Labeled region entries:
- - - - -

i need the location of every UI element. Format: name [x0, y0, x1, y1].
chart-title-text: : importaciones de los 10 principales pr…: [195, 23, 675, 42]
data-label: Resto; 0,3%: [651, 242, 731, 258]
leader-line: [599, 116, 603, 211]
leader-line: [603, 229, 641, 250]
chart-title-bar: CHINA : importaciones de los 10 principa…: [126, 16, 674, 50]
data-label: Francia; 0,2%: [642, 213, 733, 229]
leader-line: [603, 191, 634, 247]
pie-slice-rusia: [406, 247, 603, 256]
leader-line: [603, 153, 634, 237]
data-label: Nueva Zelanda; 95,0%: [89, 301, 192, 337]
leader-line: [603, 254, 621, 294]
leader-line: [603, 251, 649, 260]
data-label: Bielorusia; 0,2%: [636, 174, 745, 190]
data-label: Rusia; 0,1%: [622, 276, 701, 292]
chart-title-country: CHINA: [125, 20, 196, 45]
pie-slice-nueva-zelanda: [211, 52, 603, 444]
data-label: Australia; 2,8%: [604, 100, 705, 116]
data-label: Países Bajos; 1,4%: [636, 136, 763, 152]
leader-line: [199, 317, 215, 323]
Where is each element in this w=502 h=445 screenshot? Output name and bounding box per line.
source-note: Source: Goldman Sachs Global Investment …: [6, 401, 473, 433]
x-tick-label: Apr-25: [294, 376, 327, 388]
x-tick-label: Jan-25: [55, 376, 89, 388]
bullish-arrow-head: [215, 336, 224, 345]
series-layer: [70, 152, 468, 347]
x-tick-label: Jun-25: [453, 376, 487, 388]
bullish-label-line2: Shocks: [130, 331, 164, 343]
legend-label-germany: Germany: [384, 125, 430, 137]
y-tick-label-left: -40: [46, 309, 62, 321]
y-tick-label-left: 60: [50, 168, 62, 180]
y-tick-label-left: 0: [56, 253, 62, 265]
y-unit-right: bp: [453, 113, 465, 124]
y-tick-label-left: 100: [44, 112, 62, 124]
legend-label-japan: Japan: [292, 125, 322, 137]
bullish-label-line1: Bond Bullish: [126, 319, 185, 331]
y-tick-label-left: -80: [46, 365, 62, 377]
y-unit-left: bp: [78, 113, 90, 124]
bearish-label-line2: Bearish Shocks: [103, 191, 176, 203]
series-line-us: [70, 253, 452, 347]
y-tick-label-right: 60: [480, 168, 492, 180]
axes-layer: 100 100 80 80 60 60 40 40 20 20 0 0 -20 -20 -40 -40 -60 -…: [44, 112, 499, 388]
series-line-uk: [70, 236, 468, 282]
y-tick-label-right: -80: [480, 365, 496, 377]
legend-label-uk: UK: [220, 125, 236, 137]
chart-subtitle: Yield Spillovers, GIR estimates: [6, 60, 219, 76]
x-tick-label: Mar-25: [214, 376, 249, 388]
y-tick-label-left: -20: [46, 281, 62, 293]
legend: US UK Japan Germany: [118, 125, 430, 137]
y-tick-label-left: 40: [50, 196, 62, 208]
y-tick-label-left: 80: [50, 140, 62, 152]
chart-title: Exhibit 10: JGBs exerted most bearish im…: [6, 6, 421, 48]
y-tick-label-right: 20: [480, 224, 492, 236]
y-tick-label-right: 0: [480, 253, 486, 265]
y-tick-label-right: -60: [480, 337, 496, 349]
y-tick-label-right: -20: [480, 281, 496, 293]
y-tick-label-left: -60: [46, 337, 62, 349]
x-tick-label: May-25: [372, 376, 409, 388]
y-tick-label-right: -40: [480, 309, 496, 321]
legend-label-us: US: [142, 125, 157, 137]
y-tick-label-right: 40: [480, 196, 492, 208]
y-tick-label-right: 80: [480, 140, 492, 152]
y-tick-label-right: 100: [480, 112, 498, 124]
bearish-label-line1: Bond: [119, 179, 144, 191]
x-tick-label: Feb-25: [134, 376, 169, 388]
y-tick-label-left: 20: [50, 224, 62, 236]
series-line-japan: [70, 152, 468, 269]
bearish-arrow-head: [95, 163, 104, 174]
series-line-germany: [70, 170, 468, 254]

- - - - -

Copy every item above verbatim, character for character.

i need the location of every UI element. Format: name [x0, y0, x1, y1].
chart-title-text: : importaciones de los 10 principales pr…: [195, 23, 675, 42]
data-label: Resto; 0,3%: [651, 242, 731, 258]
leader-line: [599, 116, 603, 211]
leader-line: [603, 229, 641, 250]
chart-title-bar: CHINA : importaciones de los 10 principa…: [126, 16, 674, 50]
data-label: Francia; 0,2%: [642, 213, 733, 229]
leader-line: [603, 191, 634, 247]
pie-slice-rusia: [406, 247, 603, 256]
leader-line: [603, 153, 634, 237]
data-label: Nueva Zelanda; 95,0%: [89, 301, 192, 337]
leader-line: [603, 254, 621, 294]
leader-line: [603, 251, 649, 260]
data-label: Bielorusia; 0,2%: [636, 174, 745, 190]
data-label: Rusia; 0,1%: [622, 276, 701, 292]
chart-title-country: CHINA: [125, 20, 196, 45]
pie-slice-nueva-zelanda: [211, 52, 603, 444]
data-label: Australia; 2,8%: [604, 100, 705, 116]
data-label: Países Bajos; 1,4%: [636, 136, 763, 152]
leader-line: [199, 317, 215, 323]
Where is each element in this w=502 h=445 screenshot? Output name and bounding box per line.
source-note: Source: Goldman Sachs Global Investment …: [6, 401, 473, 433]
x-tick-label: Apr-25: [294, 376, 327, 388]
x-tick-label: Jan-25: [55, 376, 89, 388]
bullish-arrow-head: [215, 336, 224, 345]
series-layer: [70, 152, 468, 347]
x-tick-label: Jun-25: [453, 376, 487, 388]
bullish-label-line2: Shocks: [130, 331, 164, 343]
legend-label-germany: Germany: [384, 125, 430, 137]
y-tick-label-left: -40: [46, 309, 62, 321]
y-tick-label-left: 60: [50, 168, 62, 180]
y-tick-label-left: 0: [56, 253, 62, 265]
y-unit-right: bp: [453, 113, 465, 124]
y-tick-label-left: 100: [44, 112, 62, 124]
legend-label-japan: Japan: [292, 125, 322, 137]
bullish-label-line1: Bond Bullish: [126, 319, 185, 331]
y-tick-label-left: -80: [46, 365, 62, 377]
y-unit-left: bp: [78, 113, 90, 124]
bearish-label-line2: Bearish Shocks: [103, 191, 176, 203]
series-line-us: [70, 253, 452, 347]
y-tick-label-right: 60: [480, 168, 492, 180]
axes-layer: 100 100 80 80 60 60 40 40 20 20 0 0 -20 -20 -40 -40 -60 -…: [44, 112, 499, 388]
series-line-uk: [70, 236, 468, 282]
y-tick-label-right: -80: [480, 365, 496, 377]
legend-label-uk: UK: [220, 125, 236, 137]
chart-subtitle: Yield Spillovers, GIR estimates: [6, 60, 219, 76]
x-tick-label: Mar-25: [214, 376, 249, 388]
y-tick-label-left: -20: [46, 281, 62, 293]
legend: US UK Japan Germany: [118, 125, 430, 137]
y-tick-label-left: 40: [50, 196, 62, 208]
y-tick-label-left: 80: [50, 140, 62, 152]
chart-title: Exhibit 10: JGBs exerted most bearish im…: [6, 6, 421, 48]
y-tick-label-right: 20: [480, 224, 492, 236]
y-tick-label-right: 0: [480, 253, 486, 265]
y-tick-label-right: -60: [480, 337, 496, 349]
y-tick-label-right: -20: [480, 281, 496, 293]
y-tick-label-left: -60: [46, 337, 62, 349]
x-tick-label: May-25: [372, 376, 409, 388]
y-tick-label-right: -40: [480, 309, 496, 321]
legend-label-us: US: [142, 125, 157, 137]
y-tick-label-right: 40: [480, 196, 492, 208]
y-tick-label-right: 80: [480, 140, 492, 152]
y-tick-label-right: 100: [480, 112, 498, 124]
bearish-label-line1: Bond: [119, 179, 144, 191]
x-tick-label: Feb-25: [134, 376, 169, 388]
y-tick-label-left: 20: [50, 224, 62, 236]
series-line-japan: [70, 152, 468, 269]
bearish-arrow-head: [95, 163, 104, 174]
series-line-germany: [70, 170, 468, 254]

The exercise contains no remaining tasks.